WORK TO COMPLETE: Select all lines with the string "blocking" in them, and copy those lines.

MATERIAL FOR THIS EXERCISE:

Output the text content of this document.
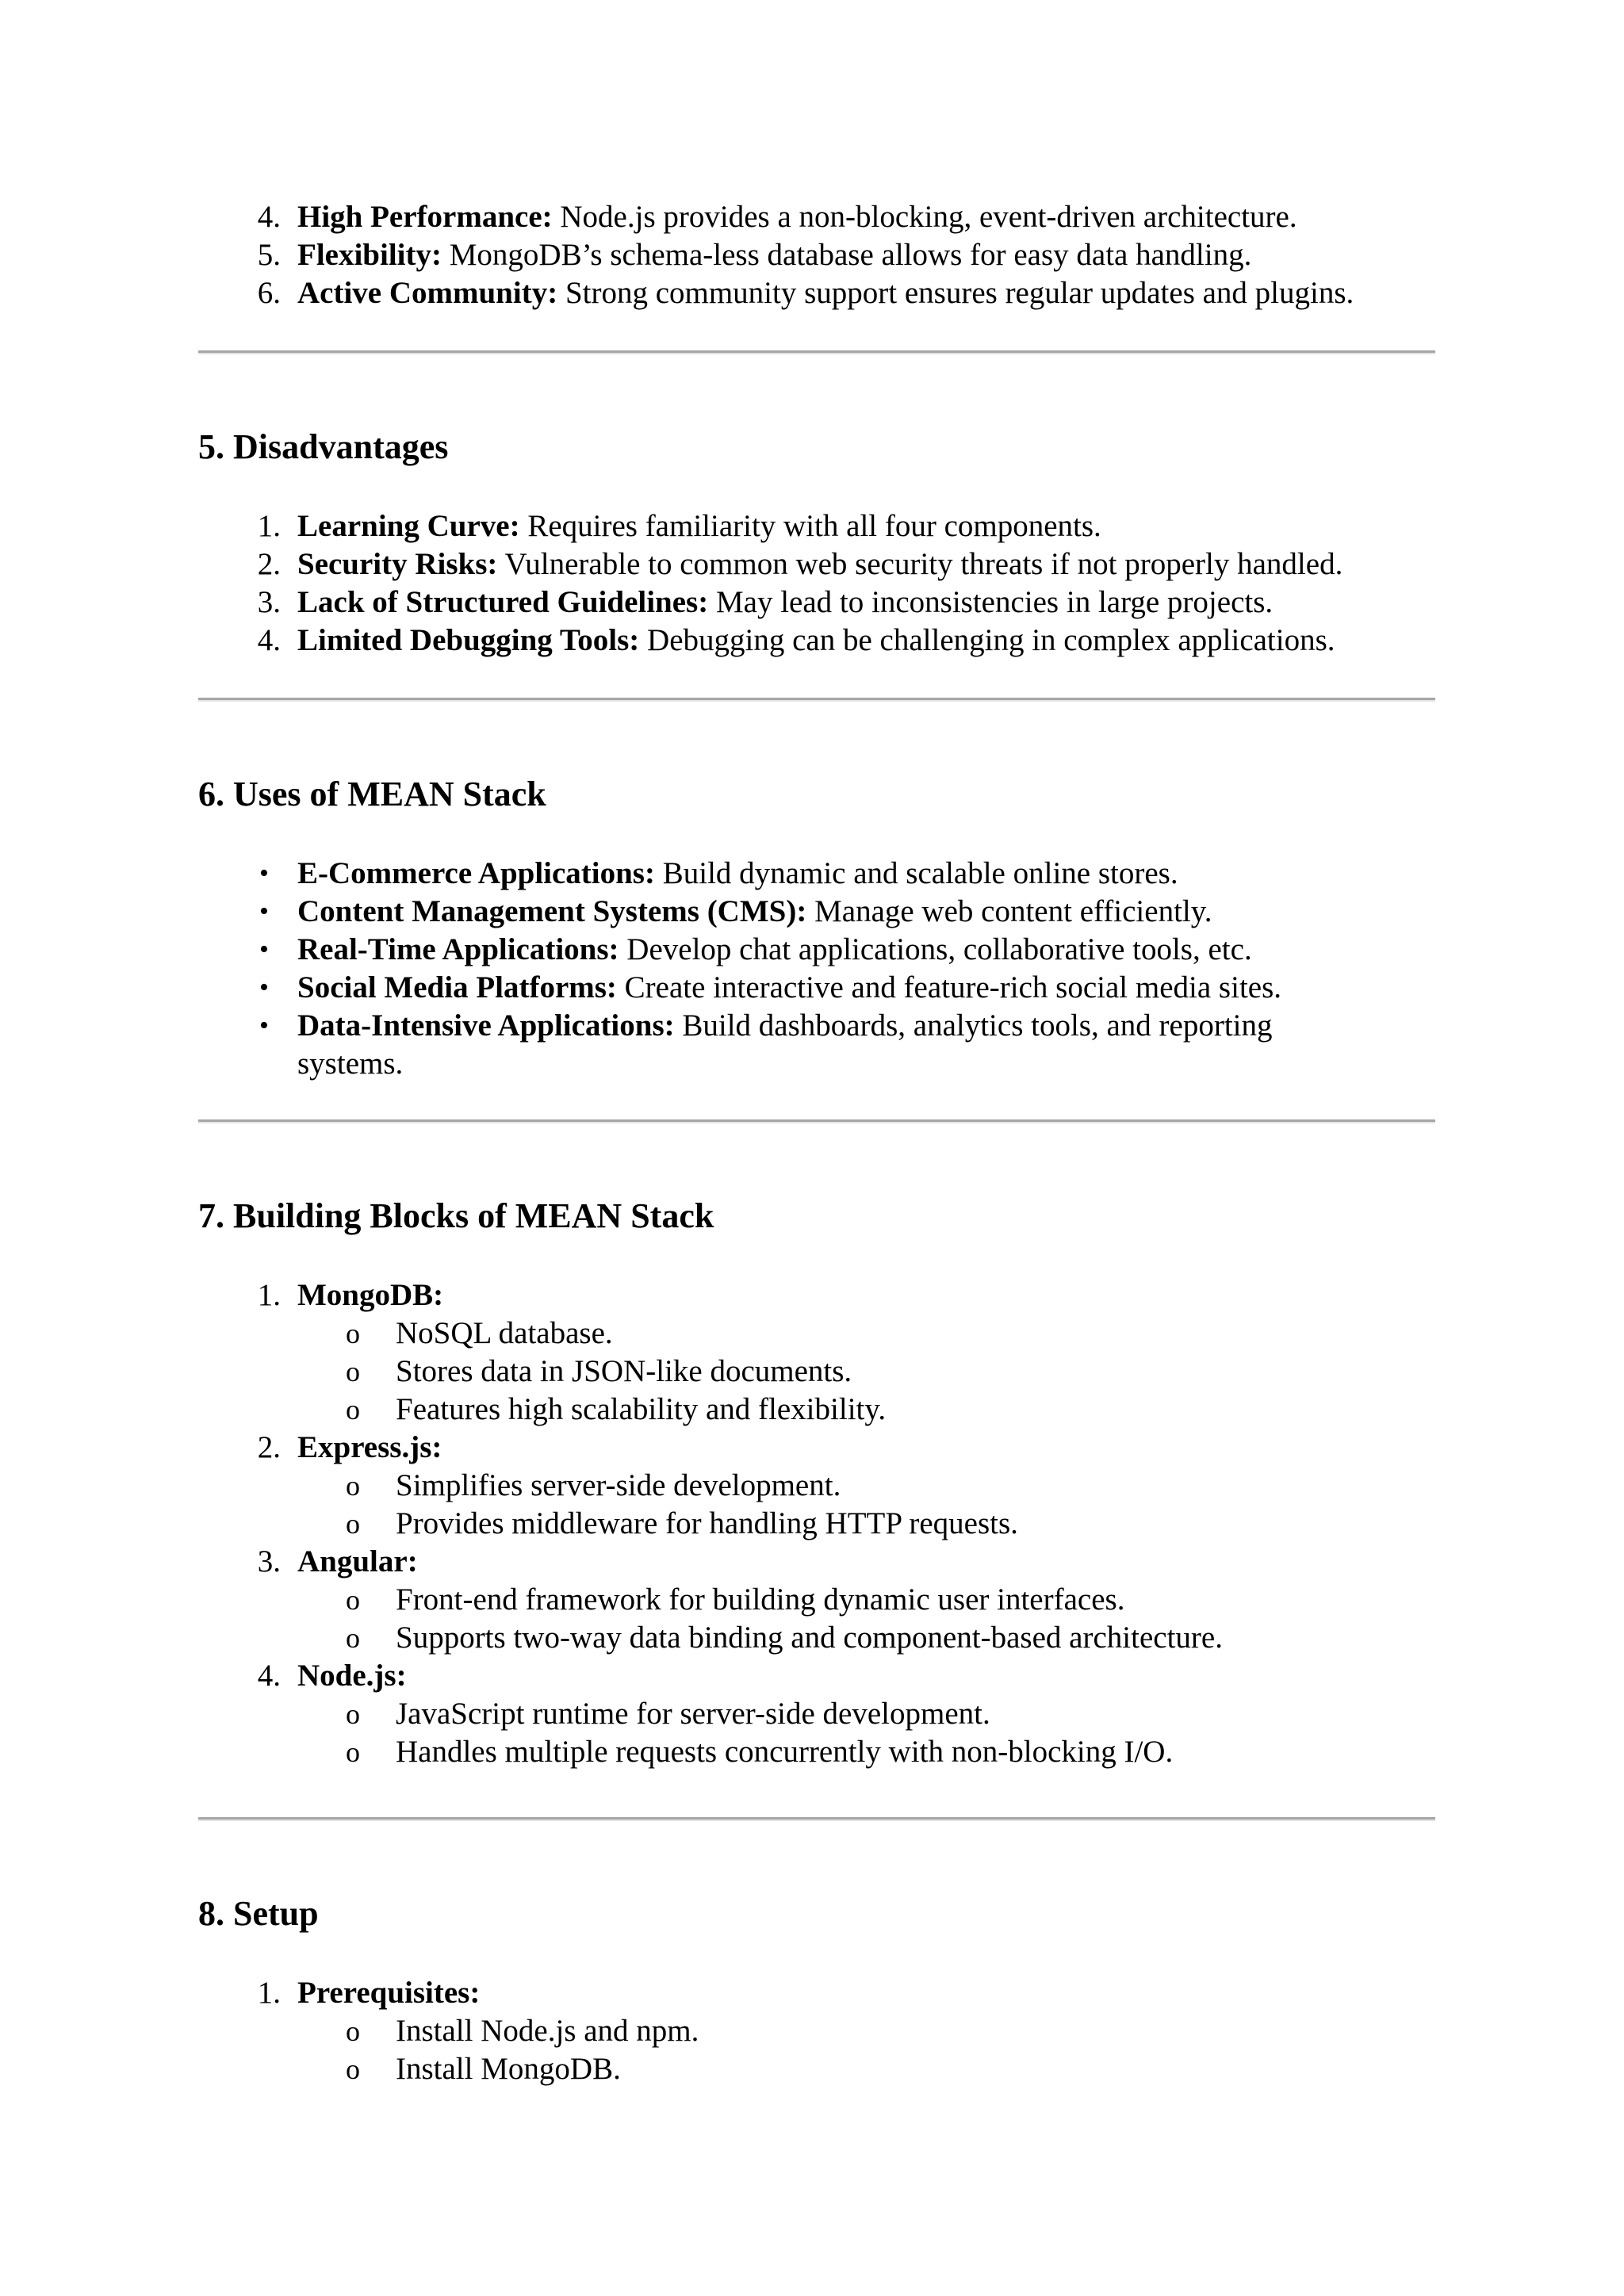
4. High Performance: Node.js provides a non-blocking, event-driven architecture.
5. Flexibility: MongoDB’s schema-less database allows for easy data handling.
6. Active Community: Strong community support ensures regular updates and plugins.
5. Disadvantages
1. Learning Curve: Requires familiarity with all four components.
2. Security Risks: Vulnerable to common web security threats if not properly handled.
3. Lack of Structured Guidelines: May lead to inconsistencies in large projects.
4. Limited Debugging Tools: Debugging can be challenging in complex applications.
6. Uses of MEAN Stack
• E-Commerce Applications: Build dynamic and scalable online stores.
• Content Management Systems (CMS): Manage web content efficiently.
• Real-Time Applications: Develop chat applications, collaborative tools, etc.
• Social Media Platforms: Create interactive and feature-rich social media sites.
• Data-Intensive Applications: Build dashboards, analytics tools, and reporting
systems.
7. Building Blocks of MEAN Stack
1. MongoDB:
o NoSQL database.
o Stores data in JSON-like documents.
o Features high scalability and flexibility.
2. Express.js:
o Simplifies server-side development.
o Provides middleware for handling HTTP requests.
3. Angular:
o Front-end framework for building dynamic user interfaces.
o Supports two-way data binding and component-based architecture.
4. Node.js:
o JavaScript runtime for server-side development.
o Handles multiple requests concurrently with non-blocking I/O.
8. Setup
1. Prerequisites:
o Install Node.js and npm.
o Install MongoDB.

...

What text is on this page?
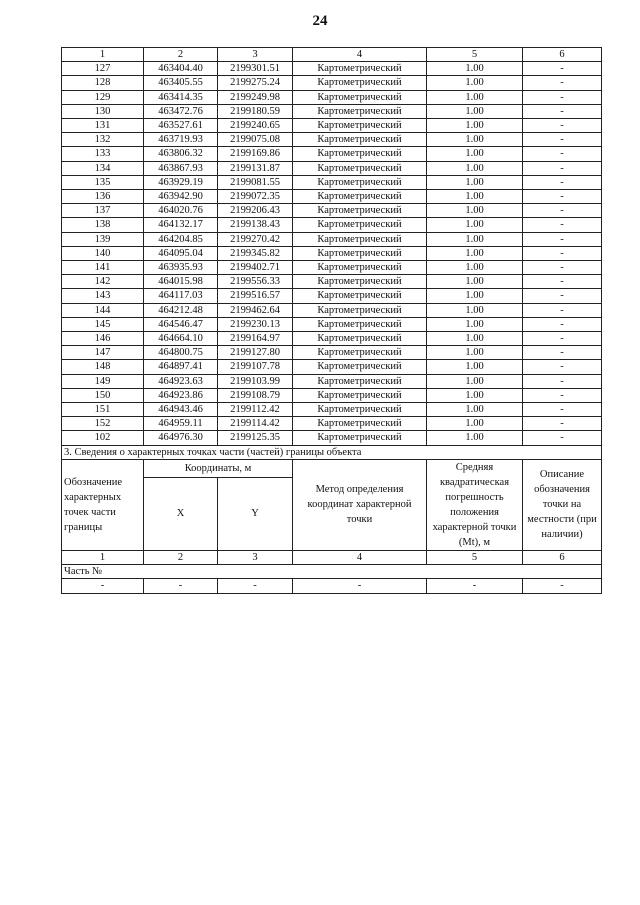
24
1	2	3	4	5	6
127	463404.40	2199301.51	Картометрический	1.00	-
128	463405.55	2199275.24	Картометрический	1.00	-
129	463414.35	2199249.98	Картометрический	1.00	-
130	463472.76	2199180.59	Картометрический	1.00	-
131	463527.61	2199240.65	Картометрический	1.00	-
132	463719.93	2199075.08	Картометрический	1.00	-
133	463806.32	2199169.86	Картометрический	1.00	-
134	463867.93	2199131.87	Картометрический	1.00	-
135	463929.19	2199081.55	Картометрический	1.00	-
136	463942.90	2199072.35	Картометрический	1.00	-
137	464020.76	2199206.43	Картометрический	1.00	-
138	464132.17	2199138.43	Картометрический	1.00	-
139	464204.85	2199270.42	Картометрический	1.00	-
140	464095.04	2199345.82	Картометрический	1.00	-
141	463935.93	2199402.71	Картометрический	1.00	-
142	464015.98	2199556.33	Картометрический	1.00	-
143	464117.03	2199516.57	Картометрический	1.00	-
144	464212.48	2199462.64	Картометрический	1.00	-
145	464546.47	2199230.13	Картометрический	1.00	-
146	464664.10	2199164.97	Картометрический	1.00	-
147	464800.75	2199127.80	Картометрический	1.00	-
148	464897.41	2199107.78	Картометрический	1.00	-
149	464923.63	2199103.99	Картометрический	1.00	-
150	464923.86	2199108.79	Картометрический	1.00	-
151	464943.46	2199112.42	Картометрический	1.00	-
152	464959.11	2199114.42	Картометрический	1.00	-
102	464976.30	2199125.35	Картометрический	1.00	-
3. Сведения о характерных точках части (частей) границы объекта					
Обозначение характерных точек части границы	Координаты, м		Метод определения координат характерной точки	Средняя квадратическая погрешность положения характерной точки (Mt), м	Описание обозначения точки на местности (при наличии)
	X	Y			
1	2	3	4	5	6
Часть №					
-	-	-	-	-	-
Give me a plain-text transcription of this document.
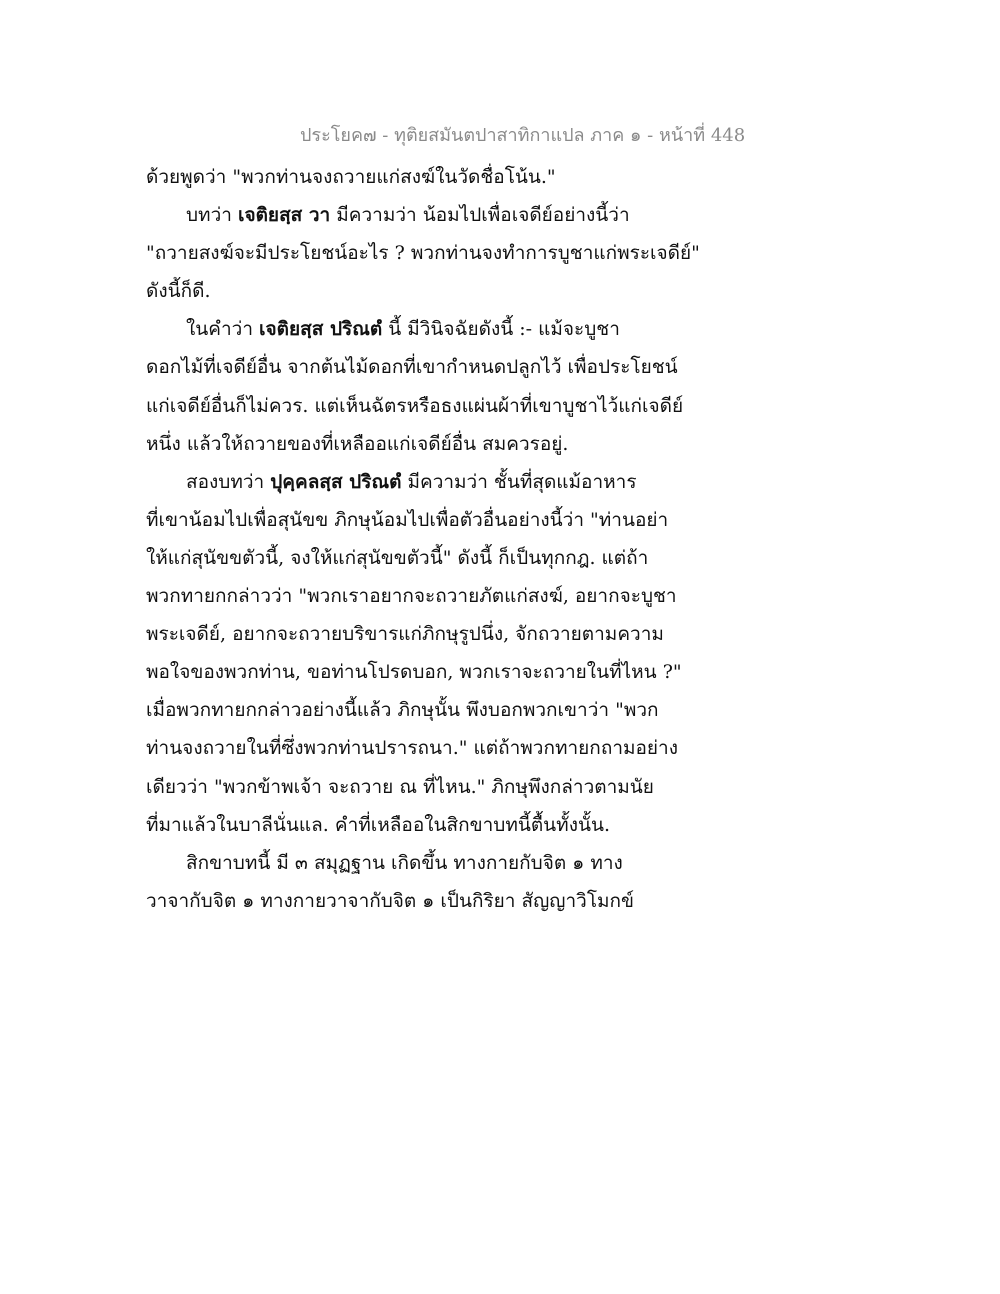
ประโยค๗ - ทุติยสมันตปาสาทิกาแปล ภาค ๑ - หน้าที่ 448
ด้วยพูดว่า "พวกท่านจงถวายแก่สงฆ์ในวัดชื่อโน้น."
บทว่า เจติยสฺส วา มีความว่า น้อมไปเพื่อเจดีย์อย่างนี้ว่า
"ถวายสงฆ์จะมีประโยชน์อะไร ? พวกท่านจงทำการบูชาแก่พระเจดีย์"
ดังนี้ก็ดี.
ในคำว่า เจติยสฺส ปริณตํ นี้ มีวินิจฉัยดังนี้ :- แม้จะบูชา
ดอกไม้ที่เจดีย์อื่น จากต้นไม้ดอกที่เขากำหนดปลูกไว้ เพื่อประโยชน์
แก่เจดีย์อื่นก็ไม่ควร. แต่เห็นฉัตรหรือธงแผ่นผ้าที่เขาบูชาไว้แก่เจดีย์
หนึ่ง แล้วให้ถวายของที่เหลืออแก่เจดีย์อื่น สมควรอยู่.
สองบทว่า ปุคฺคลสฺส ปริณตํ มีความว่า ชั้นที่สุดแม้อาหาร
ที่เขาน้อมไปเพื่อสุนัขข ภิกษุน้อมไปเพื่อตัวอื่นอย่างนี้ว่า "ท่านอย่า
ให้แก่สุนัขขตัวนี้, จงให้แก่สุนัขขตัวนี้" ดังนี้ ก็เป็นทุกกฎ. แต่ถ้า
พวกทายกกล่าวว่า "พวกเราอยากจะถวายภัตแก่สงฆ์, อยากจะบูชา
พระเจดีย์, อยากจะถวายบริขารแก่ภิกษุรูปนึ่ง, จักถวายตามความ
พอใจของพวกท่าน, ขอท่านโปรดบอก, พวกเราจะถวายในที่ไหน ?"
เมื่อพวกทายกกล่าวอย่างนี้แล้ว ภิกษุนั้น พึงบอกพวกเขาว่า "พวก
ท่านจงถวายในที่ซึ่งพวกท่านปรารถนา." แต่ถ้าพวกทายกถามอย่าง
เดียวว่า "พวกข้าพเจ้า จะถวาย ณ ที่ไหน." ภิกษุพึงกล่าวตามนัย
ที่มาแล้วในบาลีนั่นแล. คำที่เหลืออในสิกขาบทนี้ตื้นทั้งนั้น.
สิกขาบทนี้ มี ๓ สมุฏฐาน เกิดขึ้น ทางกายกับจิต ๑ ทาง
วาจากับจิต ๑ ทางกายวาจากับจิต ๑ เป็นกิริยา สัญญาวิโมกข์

EXERCISE RESPONSE:
4. High Performance: Node.js provides a non-blocking, event-driven architecture.
o Handles multiple requests concurrently with non-blocking I/O.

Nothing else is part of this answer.